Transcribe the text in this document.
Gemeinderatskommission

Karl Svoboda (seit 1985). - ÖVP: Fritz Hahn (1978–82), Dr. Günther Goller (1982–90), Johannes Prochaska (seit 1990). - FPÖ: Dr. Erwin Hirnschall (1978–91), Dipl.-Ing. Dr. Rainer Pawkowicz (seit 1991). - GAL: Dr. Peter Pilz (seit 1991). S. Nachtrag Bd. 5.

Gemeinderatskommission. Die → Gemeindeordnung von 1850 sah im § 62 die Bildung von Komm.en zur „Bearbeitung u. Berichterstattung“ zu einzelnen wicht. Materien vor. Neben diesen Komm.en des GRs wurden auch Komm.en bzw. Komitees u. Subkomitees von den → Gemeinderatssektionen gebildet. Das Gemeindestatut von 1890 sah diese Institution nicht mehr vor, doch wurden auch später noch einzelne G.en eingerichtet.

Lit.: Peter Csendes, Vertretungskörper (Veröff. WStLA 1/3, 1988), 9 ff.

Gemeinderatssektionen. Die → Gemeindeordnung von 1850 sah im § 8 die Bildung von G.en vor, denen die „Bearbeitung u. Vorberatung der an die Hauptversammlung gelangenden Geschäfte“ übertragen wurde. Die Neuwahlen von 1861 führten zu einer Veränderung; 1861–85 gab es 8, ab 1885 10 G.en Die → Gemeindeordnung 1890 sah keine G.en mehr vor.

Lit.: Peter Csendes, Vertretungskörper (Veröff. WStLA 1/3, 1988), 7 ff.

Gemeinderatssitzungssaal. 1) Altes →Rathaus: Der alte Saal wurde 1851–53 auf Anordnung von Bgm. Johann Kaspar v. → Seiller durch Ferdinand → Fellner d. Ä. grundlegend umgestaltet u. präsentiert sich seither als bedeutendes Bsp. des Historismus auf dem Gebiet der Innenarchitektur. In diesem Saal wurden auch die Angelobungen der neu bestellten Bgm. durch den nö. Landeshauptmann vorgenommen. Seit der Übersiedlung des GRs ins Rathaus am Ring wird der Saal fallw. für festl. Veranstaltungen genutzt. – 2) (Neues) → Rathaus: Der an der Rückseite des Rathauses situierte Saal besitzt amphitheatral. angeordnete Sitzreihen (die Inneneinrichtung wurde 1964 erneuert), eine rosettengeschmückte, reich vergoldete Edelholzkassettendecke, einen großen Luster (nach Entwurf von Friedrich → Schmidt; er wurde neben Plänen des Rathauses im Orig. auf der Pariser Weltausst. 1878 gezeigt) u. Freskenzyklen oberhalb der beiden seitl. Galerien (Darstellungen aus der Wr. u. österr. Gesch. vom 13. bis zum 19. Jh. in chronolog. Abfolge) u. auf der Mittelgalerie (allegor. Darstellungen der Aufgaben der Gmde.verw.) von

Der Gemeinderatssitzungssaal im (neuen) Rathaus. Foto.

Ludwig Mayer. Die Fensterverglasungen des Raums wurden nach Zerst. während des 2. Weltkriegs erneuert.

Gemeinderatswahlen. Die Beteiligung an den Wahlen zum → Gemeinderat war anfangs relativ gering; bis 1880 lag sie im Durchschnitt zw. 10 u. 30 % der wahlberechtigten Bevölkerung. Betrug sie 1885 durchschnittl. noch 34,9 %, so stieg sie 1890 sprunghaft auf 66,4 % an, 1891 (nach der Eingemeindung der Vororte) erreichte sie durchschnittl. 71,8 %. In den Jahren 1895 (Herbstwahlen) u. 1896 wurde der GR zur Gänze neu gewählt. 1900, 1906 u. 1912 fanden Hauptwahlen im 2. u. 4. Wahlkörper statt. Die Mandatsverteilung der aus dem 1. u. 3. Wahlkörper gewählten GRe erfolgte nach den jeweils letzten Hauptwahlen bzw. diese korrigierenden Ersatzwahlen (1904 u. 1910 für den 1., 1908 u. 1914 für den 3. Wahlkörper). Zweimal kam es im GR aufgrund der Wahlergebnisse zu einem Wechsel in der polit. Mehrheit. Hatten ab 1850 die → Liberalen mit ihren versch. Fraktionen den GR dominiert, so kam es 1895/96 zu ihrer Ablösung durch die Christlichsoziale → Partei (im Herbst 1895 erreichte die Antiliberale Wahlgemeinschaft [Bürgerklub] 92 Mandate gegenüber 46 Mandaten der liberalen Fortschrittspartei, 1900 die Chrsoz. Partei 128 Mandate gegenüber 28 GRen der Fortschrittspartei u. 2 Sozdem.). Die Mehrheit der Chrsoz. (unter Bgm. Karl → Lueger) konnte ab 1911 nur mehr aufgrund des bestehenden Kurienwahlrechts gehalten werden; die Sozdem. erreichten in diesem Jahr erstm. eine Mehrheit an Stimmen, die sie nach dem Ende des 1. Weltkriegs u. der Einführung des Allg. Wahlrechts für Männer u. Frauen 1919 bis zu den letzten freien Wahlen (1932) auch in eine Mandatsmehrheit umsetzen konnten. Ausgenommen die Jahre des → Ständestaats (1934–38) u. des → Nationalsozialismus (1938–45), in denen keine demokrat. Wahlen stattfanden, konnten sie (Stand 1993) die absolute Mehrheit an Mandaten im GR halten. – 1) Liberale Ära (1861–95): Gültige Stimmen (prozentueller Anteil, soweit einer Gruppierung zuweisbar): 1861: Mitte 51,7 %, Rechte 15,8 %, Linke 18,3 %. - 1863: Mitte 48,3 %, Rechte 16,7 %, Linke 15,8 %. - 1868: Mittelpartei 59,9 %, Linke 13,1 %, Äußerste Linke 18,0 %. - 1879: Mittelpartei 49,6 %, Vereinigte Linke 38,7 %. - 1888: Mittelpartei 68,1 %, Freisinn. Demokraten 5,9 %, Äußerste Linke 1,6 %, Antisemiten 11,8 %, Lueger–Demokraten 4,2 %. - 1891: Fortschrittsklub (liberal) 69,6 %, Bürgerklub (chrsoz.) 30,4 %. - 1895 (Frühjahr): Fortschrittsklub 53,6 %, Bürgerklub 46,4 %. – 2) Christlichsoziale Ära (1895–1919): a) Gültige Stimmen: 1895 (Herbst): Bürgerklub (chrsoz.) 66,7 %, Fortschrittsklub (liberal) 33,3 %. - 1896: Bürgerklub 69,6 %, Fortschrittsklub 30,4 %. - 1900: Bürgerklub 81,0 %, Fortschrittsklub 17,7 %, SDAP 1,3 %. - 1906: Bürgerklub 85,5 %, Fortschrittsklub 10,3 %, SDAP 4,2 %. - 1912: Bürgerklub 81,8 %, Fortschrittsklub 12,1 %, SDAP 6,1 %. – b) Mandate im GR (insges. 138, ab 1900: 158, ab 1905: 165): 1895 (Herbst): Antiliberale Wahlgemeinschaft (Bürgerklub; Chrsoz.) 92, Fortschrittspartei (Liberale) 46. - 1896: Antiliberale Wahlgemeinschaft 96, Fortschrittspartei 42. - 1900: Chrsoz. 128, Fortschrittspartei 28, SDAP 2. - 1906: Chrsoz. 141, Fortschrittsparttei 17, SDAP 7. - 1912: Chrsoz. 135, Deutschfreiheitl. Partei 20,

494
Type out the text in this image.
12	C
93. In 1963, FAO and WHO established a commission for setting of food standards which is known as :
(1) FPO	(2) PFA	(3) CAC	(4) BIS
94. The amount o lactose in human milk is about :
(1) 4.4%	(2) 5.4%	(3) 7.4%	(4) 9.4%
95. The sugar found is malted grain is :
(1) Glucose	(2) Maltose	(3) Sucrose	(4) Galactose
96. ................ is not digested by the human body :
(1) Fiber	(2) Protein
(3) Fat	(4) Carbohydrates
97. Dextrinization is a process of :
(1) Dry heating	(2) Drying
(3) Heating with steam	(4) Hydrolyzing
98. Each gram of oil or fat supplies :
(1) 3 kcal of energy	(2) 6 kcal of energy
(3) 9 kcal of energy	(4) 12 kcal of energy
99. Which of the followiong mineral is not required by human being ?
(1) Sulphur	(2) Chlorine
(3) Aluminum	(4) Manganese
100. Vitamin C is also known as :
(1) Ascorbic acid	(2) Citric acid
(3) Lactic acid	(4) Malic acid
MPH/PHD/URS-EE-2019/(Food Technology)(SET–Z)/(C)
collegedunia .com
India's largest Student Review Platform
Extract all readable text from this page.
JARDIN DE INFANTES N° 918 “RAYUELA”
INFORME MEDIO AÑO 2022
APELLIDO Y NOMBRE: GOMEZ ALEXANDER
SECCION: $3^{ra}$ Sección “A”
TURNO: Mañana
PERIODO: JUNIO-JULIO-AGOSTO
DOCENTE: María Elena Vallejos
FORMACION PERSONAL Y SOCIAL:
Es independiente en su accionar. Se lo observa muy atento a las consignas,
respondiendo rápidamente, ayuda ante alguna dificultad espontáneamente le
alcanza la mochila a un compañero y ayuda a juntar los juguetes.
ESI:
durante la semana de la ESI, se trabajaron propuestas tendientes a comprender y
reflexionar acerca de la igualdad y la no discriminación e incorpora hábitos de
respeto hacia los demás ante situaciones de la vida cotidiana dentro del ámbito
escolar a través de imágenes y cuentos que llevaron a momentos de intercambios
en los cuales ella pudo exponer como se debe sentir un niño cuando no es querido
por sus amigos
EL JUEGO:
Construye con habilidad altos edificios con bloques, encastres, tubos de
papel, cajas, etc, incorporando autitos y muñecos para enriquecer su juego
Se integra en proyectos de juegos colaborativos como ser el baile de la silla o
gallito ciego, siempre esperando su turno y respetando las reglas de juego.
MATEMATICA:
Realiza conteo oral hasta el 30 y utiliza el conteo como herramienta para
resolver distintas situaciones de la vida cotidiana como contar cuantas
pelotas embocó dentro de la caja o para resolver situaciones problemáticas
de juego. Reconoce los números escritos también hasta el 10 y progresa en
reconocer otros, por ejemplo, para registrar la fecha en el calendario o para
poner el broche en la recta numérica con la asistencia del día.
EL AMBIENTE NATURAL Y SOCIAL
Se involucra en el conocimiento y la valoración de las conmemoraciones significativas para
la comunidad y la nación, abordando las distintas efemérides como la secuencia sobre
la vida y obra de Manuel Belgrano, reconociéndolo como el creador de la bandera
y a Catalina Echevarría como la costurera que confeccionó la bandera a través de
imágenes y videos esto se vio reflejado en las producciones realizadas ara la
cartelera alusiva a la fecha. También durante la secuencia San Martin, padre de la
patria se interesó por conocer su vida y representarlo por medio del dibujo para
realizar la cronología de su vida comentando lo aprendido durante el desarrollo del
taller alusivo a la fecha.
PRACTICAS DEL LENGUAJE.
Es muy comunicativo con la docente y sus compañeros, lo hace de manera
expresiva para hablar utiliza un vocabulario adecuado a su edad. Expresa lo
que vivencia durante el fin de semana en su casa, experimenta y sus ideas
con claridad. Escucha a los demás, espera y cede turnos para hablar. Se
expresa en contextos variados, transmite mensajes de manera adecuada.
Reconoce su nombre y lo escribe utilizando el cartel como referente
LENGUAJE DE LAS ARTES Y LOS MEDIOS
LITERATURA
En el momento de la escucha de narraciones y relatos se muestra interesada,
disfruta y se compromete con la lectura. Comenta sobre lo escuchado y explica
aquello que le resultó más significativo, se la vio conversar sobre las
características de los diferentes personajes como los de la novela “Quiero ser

• **YOUR ASSIGNMENT**
Every line in the data that holds the string "known" should be returned.

• **EXPECTED ANSWER**
93. In 1963, FAO and WHO established a commission for setting of food standards which is known as :
100. Vitamin C is also known as :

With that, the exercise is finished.